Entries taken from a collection
--- --- ---

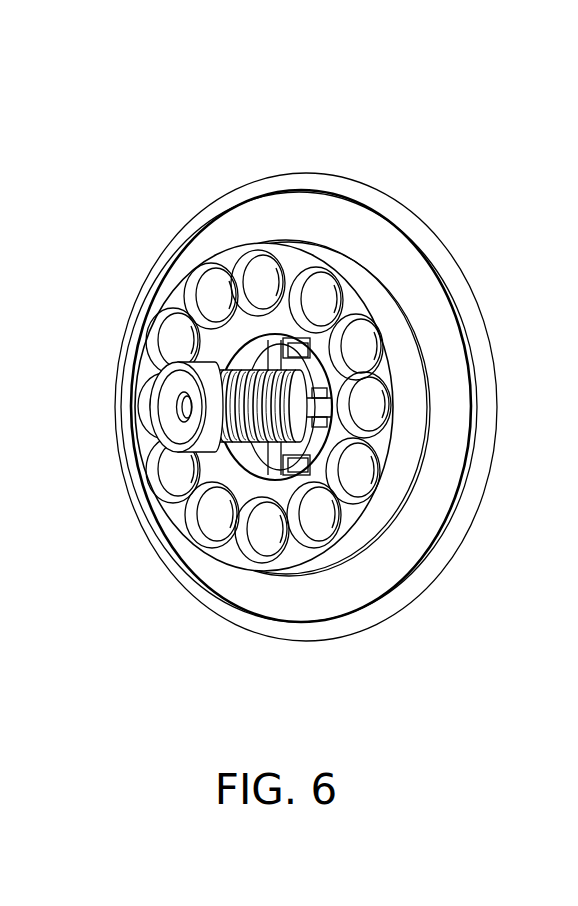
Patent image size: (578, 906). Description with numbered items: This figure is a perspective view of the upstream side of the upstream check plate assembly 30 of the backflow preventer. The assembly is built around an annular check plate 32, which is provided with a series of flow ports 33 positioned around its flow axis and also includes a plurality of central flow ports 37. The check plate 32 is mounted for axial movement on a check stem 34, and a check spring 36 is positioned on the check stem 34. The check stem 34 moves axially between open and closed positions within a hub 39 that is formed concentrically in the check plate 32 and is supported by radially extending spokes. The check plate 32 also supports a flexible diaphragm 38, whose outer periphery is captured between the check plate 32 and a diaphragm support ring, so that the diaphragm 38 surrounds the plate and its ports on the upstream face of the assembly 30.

The upstream check plate assembly 30 is at (118, 75).
The annular check plate 32 is at (233, 257).
The flow ports 33 is at (163, 325).
The check stem 34 is at (180, 410).
The check spring 36 is at (248, 462).
The central flow ports 37 is at (352, 400).
The flexible diaphragm 38 is at (428, 238).
The hub 39 is at (278, 347).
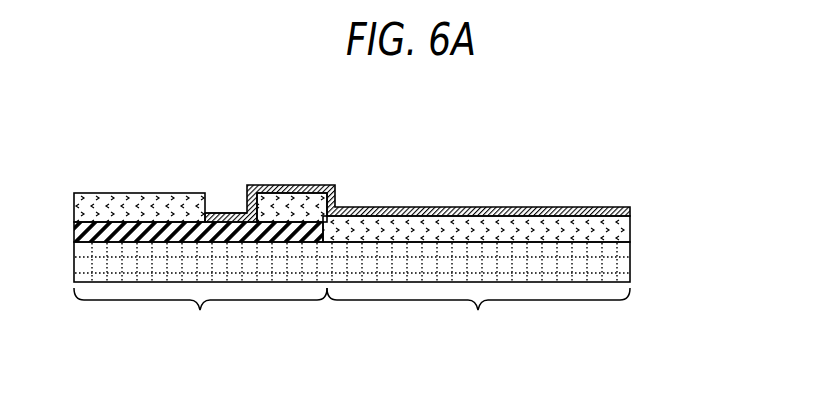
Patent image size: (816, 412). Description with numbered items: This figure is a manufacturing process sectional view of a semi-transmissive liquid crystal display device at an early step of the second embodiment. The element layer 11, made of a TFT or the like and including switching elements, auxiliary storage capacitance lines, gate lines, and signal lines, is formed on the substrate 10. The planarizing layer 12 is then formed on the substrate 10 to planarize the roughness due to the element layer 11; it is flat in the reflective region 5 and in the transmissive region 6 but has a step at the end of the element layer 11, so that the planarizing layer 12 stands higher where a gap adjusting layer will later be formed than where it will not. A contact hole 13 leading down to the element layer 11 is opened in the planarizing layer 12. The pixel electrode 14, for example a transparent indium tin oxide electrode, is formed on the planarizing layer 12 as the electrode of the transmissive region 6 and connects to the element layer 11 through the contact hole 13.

The reflective region 5 is at (200, 314).
The transmissive region 6 is at (478, 314).
The substrate 10 is at (610, 264).
The element layer 11 is at (302, 221).
The planarizing layer 12 is at (631, 218).
The contact hole 13 is at (221, 182).
The pixel electrode 14 is at (463, 208).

--- --- ---

Task prompt: Copy the rows word for word, from the start through the line containing "The hub 39 is at (278, 347).", including that line. Leave the pictures out.

Finished exercise:
Patent image size: (578, 906). Description with numbered items: This figure is a perspective view of the upstream side of the upstream check plate assembly 30 of the backflow preventer. The assembly is built around an annular check plate 32, which is provided with a series of flow ports 33 positioned around its flow axis and also includes a plurality of central flow ports 37. The check plate 32 is mounted for axial movement on a check stem 34, and a check spring 36 is positioned on the check stem 34. The check stem 34 moves axially between open and closed positions within a hub 39 that is formed concentrically in the check plate 32 and is supported by radially extending spokes. The check plate 32 also supports a flexible diaphragm 38, whose outer periphery is captured between the check plate 32 and a diaphragm support ring, so that the diaphragm 38 surrounds the plate and its ports on the upstream face of the assembly 30.

The upstream check plate assembly 30 is at (118, 75).
The annular check plate 32 is at (233, 257).
The flow ports 33 is at (163, 325).
The check stem 34 is at (180, 410).
The check spring 36 is at (248, 462).
The central flow ports 37 is at (352, 400).
The flexible diaphragm 38 is at (428, 238).
The hub 39 is at (278, 347).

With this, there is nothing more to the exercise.